◆ Your task
From the entries below, gather each line containing the word "horizontal".

◆ The input
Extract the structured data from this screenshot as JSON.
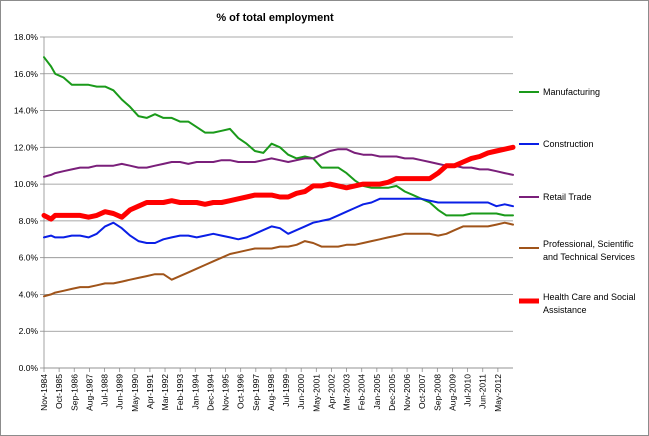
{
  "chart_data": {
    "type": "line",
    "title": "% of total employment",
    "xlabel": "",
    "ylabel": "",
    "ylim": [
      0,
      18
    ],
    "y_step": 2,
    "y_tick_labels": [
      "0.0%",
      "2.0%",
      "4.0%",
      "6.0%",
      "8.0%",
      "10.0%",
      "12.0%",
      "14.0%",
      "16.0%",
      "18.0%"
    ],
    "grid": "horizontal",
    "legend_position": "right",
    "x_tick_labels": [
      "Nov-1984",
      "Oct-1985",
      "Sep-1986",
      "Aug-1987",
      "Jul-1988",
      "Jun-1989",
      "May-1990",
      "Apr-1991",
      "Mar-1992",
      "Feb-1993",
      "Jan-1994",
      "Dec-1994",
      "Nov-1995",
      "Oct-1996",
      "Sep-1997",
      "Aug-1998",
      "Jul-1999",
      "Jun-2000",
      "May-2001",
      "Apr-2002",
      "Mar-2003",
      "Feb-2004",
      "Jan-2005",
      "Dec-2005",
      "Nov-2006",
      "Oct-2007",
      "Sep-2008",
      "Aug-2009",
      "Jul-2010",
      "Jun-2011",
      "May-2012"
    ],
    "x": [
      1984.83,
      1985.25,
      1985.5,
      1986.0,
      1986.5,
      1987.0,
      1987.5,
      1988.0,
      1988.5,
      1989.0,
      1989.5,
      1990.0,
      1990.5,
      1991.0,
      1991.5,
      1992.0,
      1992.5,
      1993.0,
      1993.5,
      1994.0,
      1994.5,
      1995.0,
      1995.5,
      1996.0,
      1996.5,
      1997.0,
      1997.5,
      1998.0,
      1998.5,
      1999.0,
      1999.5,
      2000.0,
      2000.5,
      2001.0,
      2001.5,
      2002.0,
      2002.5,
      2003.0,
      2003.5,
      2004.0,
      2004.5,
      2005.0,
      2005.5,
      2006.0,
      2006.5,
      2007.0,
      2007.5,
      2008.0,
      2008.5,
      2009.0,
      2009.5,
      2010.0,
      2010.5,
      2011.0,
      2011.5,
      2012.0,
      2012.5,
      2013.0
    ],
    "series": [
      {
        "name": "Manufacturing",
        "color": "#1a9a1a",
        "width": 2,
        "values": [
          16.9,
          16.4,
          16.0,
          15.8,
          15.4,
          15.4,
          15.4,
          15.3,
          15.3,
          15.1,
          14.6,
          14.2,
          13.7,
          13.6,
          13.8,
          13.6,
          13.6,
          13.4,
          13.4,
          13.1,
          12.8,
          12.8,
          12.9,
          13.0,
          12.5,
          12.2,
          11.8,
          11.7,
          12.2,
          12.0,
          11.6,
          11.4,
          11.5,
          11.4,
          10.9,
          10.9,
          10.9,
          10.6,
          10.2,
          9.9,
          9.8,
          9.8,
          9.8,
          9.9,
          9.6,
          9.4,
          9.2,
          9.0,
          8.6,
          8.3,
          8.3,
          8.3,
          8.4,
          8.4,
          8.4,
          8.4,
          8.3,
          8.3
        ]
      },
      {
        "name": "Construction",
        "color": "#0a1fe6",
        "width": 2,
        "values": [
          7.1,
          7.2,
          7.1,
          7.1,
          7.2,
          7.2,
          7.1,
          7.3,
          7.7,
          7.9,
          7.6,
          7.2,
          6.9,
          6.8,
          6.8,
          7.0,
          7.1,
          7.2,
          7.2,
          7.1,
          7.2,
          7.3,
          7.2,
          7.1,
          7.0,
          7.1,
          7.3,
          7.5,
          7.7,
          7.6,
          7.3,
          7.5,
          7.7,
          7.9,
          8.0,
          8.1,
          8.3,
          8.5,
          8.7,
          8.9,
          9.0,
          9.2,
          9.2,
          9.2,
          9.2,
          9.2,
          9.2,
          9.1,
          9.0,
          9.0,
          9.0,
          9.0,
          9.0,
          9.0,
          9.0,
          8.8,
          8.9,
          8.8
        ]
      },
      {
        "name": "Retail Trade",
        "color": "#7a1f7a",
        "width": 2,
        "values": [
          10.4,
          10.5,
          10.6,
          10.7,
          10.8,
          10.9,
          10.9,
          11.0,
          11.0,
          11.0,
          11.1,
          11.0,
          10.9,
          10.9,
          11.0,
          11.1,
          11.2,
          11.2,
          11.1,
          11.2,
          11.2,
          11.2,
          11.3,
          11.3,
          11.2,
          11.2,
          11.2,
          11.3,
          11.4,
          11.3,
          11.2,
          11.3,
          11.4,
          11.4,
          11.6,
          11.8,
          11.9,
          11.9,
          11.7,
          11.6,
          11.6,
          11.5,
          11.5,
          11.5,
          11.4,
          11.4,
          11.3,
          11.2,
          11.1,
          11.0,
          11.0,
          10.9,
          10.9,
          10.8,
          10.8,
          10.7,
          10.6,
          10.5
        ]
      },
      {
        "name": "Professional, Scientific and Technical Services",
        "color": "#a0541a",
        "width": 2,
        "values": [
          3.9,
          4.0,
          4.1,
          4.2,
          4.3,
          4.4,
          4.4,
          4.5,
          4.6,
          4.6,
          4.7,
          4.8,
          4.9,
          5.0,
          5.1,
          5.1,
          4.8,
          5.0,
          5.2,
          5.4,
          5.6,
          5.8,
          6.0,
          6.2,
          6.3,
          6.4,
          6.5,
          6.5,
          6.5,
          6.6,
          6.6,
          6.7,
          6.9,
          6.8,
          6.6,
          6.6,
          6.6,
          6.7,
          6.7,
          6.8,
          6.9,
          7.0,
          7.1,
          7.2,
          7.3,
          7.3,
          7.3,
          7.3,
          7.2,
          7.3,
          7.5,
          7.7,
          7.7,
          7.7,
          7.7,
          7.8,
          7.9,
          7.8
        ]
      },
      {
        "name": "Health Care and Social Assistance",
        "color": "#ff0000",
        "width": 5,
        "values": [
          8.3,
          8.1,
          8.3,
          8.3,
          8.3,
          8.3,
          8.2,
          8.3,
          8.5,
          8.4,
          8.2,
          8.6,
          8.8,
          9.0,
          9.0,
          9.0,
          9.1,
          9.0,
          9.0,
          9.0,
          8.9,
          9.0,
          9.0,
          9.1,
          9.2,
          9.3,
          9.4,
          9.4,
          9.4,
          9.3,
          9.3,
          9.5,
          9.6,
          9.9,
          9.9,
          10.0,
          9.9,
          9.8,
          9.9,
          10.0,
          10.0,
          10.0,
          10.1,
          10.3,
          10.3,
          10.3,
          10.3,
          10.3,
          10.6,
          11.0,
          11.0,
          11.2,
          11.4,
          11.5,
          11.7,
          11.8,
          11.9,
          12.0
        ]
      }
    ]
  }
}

==

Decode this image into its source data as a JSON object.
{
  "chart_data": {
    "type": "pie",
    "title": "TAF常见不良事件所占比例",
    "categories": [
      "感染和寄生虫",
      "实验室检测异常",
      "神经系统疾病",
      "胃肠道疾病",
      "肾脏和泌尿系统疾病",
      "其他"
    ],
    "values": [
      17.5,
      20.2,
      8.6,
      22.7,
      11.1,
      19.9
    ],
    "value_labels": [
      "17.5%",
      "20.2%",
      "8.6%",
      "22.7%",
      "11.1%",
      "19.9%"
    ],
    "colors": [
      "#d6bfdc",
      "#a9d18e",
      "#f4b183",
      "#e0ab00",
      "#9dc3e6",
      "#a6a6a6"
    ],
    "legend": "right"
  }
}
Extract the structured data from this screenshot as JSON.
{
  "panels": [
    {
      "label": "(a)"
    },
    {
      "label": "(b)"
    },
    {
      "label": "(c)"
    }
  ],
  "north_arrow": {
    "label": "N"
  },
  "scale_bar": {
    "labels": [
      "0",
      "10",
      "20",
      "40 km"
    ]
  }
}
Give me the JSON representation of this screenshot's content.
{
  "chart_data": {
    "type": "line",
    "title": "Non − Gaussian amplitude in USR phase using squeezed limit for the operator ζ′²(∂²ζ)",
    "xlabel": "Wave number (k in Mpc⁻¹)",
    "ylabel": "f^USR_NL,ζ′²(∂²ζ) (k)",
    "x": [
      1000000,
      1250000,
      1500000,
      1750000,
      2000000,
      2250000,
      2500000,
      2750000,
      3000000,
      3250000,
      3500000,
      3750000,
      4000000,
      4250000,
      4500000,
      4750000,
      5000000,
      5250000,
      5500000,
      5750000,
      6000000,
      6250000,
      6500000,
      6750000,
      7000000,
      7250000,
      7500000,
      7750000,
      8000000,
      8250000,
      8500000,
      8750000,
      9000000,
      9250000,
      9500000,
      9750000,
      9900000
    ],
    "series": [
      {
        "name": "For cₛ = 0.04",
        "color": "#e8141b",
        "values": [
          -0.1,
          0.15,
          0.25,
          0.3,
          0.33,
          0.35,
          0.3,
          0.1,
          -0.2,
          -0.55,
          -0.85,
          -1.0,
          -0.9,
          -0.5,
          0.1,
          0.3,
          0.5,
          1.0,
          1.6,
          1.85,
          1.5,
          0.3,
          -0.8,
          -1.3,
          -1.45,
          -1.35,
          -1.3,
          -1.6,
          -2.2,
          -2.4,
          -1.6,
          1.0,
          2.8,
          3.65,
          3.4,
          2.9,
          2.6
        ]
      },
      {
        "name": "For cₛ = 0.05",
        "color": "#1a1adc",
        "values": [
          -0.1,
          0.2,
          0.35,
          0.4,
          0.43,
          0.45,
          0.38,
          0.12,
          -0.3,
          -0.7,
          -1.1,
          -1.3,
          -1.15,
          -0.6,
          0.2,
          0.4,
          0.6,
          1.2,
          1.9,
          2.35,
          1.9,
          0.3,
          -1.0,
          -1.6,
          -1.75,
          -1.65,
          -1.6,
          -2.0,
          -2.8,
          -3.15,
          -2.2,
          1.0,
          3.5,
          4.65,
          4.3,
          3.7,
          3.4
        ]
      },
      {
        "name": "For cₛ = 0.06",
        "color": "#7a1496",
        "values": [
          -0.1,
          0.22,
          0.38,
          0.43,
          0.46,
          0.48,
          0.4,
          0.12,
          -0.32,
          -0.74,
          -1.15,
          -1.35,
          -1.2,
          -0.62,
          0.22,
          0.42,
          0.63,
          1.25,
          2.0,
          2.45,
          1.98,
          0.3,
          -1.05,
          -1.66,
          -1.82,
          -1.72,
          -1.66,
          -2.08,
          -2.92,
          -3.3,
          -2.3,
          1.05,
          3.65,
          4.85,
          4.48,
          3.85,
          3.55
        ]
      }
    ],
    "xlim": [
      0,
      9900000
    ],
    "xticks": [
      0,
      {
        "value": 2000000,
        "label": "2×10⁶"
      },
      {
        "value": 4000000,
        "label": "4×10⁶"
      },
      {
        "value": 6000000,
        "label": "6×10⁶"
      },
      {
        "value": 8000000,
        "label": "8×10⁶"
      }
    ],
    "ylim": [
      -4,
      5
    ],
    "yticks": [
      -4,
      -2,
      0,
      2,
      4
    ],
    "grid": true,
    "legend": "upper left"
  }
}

* * *

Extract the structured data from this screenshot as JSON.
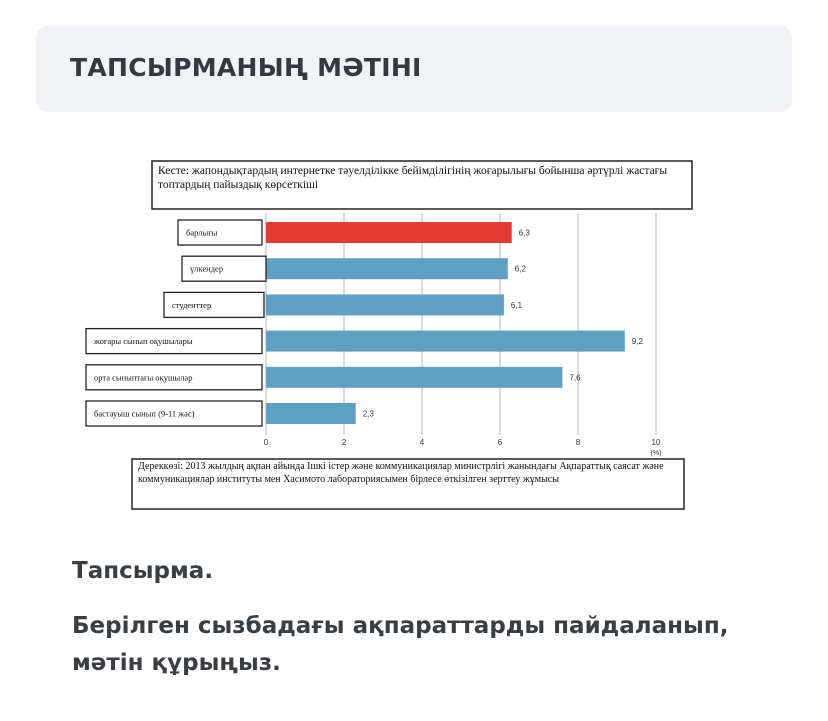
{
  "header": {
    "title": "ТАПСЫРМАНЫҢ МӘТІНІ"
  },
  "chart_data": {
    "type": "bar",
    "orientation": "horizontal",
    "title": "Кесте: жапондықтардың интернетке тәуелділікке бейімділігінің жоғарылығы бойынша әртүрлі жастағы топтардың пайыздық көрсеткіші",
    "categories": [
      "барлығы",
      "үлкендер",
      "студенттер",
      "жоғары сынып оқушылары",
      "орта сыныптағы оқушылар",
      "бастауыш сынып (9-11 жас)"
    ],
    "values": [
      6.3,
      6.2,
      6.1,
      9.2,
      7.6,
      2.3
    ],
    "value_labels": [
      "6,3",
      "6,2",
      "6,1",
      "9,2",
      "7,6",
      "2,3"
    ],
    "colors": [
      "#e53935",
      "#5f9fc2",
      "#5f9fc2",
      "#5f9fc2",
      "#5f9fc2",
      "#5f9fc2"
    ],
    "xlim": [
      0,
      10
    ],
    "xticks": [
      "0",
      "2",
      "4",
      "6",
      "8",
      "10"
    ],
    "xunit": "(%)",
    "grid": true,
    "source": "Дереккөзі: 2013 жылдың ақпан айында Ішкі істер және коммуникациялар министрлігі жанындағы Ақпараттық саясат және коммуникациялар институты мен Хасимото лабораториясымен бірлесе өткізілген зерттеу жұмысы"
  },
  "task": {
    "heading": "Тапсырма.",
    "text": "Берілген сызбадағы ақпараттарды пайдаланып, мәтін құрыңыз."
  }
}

◆ Output for this task
    "grid": "horizontal",
    "orientation": "horizontal",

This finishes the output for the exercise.